:: Data section ::
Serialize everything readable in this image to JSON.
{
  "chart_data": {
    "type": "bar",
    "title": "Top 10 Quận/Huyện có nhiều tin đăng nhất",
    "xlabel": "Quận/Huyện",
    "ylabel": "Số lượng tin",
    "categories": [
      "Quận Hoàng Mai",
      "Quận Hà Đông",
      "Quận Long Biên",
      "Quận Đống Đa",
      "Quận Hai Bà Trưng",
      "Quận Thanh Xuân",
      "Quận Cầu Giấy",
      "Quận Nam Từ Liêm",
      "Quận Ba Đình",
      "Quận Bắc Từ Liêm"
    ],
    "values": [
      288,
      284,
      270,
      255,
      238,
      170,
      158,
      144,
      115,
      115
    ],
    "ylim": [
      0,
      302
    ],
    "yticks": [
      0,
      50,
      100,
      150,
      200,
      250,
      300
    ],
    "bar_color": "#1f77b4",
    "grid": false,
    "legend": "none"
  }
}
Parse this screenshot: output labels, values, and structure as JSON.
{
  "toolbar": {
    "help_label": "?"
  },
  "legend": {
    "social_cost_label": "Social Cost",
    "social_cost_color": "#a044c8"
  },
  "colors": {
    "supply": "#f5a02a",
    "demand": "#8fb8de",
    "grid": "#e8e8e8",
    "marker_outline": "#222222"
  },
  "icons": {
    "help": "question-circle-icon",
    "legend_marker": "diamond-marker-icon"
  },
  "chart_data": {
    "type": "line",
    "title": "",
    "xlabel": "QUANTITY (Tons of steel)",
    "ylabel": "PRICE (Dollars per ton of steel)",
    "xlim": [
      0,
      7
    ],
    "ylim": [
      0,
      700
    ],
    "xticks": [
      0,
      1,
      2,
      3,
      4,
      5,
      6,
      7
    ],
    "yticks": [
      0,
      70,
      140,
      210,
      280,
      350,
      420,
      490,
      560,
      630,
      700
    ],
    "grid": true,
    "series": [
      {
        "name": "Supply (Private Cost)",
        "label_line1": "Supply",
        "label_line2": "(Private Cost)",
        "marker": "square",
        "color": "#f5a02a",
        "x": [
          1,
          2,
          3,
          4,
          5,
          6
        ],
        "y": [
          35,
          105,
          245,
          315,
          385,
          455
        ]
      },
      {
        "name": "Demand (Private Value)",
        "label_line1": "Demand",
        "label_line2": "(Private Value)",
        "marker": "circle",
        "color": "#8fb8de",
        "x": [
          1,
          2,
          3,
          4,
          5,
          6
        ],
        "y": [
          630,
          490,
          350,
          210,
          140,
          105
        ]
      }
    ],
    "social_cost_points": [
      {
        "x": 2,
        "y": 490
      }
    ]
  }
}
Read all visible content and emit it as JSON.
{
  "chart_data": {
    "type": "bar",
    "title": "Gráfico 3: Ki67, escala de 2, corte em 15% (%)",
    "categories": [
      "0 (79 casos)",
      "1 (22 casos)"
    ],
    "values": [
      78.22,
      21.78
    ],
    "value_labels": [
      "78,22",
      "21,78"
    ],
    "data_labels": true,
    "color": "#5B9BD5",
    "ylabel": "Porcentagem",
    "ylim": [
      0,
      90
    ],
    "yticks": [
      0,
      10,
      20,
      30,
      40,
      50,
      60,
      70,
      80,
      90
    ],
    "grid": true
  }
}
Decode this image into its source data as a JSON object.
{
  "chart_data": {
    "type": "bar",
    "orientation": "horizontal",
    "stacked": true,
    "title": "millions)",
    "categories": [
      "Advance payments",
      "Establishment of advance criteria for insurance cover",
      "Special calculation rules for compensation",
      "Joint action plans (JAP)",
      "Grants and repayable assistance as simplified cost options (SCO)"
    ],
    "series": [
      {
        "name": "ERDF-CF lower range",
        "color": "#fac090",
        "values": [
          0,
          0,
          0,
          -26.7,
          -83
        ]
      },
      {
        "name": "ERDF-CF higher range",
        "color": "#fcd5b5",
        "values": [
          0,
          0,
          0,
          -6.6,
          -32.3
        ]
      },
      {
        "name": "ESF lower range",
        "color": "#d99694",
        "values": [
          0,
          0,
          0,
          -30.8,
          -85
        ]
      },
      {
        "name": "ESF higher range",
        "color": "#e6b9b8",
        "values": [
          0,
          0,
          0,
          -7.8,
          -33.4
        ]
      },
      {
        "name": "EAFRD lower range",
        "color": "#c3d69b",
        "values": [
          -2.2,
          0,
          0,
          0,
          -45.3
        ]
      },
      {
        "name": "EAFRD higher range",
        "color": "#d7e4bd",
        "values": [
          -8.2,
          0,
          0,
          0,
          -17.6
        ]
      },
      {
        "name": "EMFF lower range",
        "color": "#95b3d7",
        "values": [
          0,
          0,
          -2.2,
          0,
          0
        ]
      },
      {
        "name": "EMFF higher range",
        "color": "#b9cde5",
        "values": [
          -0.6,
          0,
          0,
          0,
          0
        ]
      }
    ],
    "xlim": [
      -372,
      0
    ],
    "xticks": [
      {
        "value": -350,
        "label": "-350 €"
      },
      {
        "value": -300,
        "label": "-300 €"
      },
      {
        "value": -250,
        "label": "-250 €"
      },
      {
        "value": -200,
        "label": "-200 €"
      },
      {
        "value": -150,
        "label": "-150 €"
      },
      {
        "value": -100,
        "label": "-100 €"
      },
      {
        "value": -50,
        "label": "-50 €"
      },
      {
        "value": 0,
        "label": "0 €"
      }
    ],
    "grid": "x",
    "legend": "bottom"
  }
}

:: What the task requires ::
Copy all lines from the material that include "true".

:: Reply ::
    "grid": true,
    "data_labels": true,
    "grid": true
    "stacked": true,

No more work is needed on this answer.